PROMPT
Reproduce the stretch of the listing from the line containing "780, 146, 888]" through the line containing "679, 766, 723]", word for word.

+ + + +

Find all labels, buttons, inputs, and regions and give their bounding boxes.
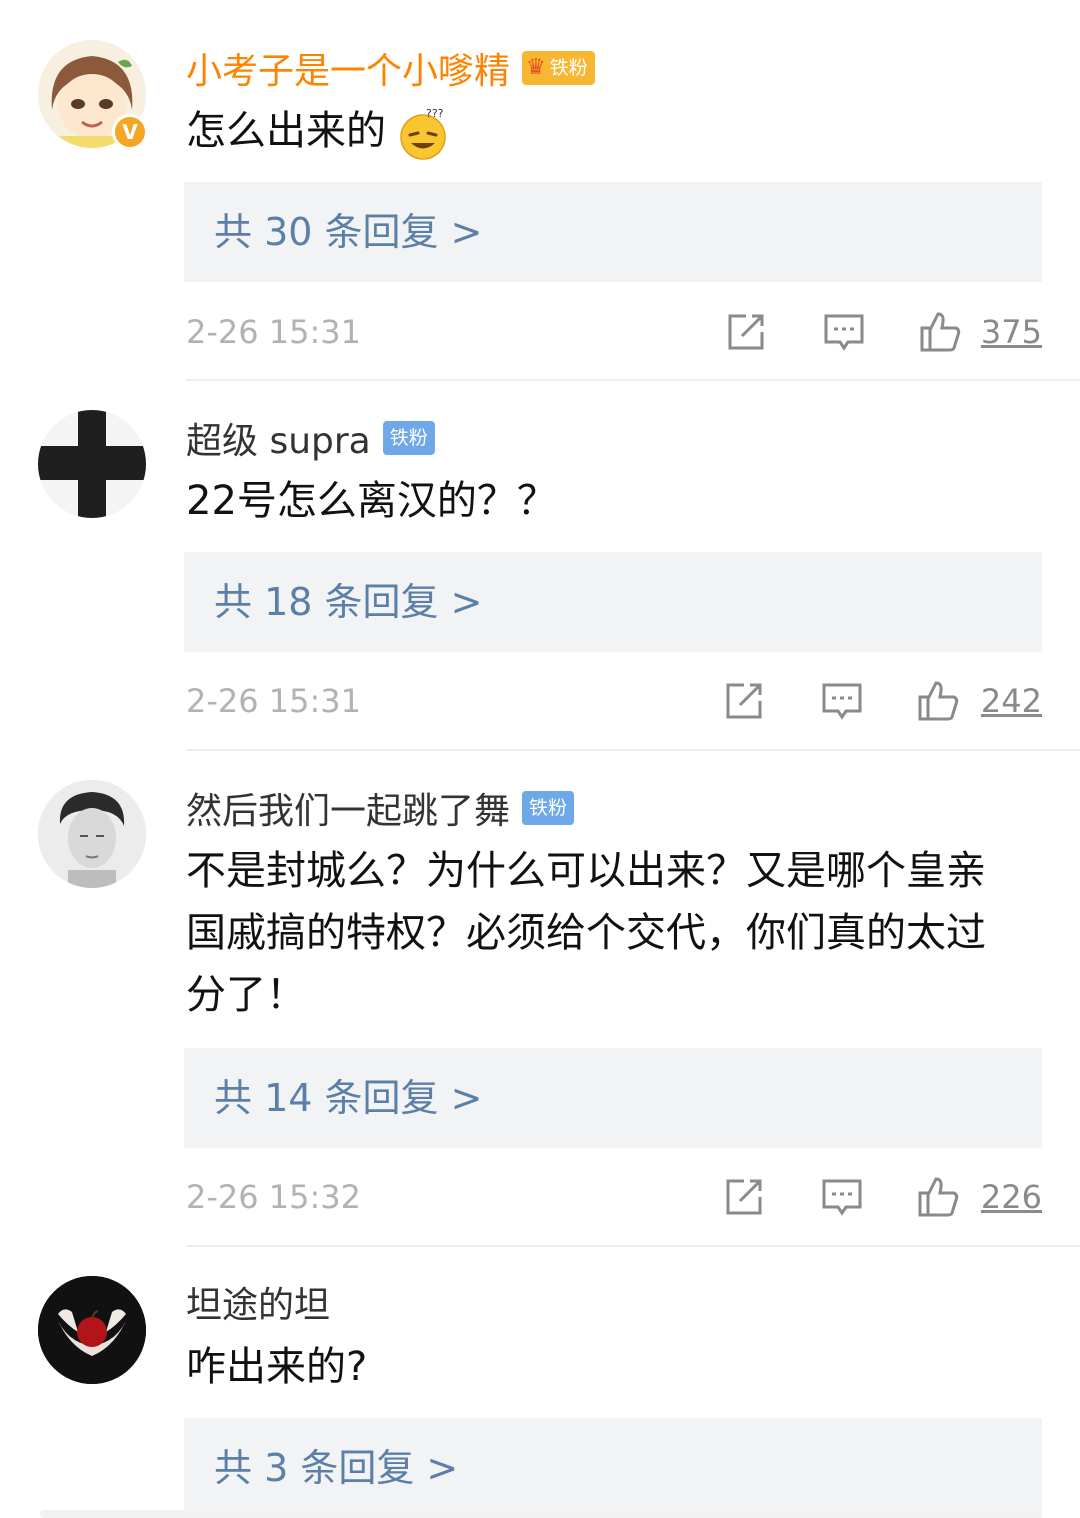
avatar[interactable]	[38, 780, 146, 888]
view-replies-link[interactable]: 共 30 条回复 >	[214, 182, 482, 282]
thumbs-up-icon[interactable]	[918, 310, 962, 354]
comment-text: 22号怎么离汉的？？	[186, 478, 557, 524]
reply-box[interactable]: 共 18 条回复 >	[184, 552, 1042, 652]
comment-text: 咋出来的?	[186, 1344, 368, 1390]
share-icon[interactable]	[722, 679, 766, 723]
username[interactable]: 坦途的坦	[186, 1276, 330, 1328]
timestamp: 2-26 15:31	[186, 313, 362, 351]
view-replies-link[interactable]: 共 3 条回复 >	[214, 1418, 458, 1518]
view-replies-link[interactable]: 共 18 条回复 >	[214, 552, 482, 652]
share-icon[interactable]	[722, 1175, 766, 1219]
bottom-edge	[40, 1510, 1040, 1518]
like-count[interactable]: 375	[981, 304, 1042, 360]
crown-icon: ♛	[526, 55, 546, 80]
avatar[interactable]	[38, 410, 146, 518]
comment-icon[interactable]	[820, 679, 864, 723]
dizzy-smile-emoji-icon: ???	[396, 106, 450, 160]
username[interactable]: 小考子是一个小嗲精	[186, 42, 510, 94]
avatar[interactable]	[38, 1276, 146, 1384]
fan-badge-label: 铁粉	[549, 57, 588, 79]
like-count[interactable]: 226	[981, 1169, 1042, 1225]
comment-text: 怎么出来的 ???	[186, 100, 1024, 162]
divider	[186, 1245, 1080, 1247]
svg-text:???: ???	[426, 107, 444, 120]
comment-icon[interactable]	[820, 1175, 864, 1219]
timestamp: 2-26 15:32	[186, 1178, 362, 1216]
thumbs-up-icon[interactable]	[916, 679, 960, 723]
comment-text-body: 怎么出来的	[186, 108, 386, 154]
reply-box[interactable]: 共 3 条回复 >	[184, 1418, 1042, 1518]
fan-badge: ♛ 铁粉	[522, 51, 595, 85]
comment-icon[interactable]	[822, 310, 866, 354]
verified-badge-icon: V	[112, 114, 148, 150]
comment-meta: 2-26 15:32 226	[186, 1169, 1042, 1225]
divider	[186, 379, 1080, 381]
comment-meta: 2-26 15:31 375	[186, 304, 1042, 360]
username[interactable]: 然后我们一起跳了舞	[186, 782, 510, 834]
fan-badge: 铁粉	[522, 791, 575, 825]
fan-badge: 铁粉	[382, 421, 435, 455]
divider	[186, 749, 1080, 751]
timestamp: 2-26 15:31	[186, 682, 362, 720]
like-count[interactable]: 242	[981, 673, 1042, 729]
comment-meta: 2-26 15:31 242	[186, 673, 1042, 729]
view-replies-link[interactable]: 共 14 条回复 >	[214, 1048, 482, 1148]
comment-text: 不是封城么？为什么可以出来？又是哪个皇亲国戚搞的特权？必须给个交代，你们真的太过…	[186, 848, 986, 1018]
share-icon[interactable]	[724, 310, 768, 354]
thumbs-up-icon[interactable]	[916, 1175, 960, 1219]
reply-box[interactable]: 共 14 条回复 >	[184, 1048, 1042, 1148]
reply-box[interactable]: 共 30 条回复 >	[184, 182, 1042, 282]
username[interactable]: 超级 supra	[186, 412, 371, 464]
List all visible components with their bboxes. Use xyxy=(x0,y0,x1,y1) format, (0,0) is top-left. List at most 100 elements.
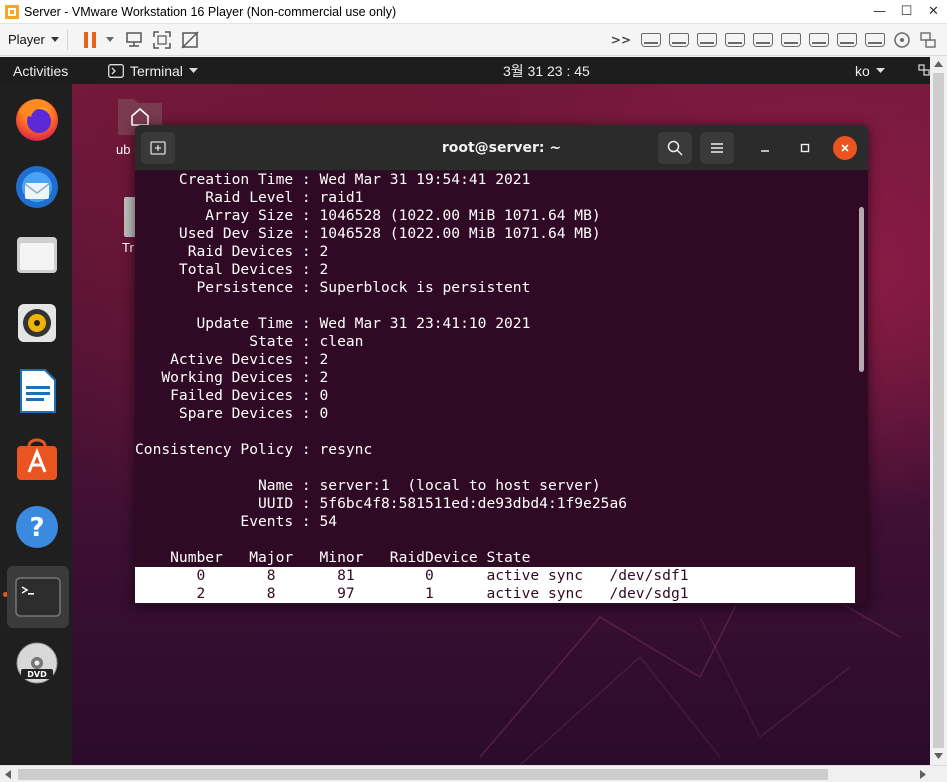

+ + + +

WRITTEN REPLY
avatar[interactable]	[38, 780, 146, 888]
view-replies-link[interactable]: 共 30 条回复 >	[214, 182, 482, 282]
thumbs-up-icon[interactable]	[918, 310, 962, 354]
comment-text: 22号怎么离汉的？？	[186, 478, 557, 524]
reply-box[interactable]: 共 18 条回复 >	[184, 552, 1042, 652]
comment-text: 咋出来的?	[186, 1344, 368, 1390]
share-icon[interactable]	[722, 679, 766, 723]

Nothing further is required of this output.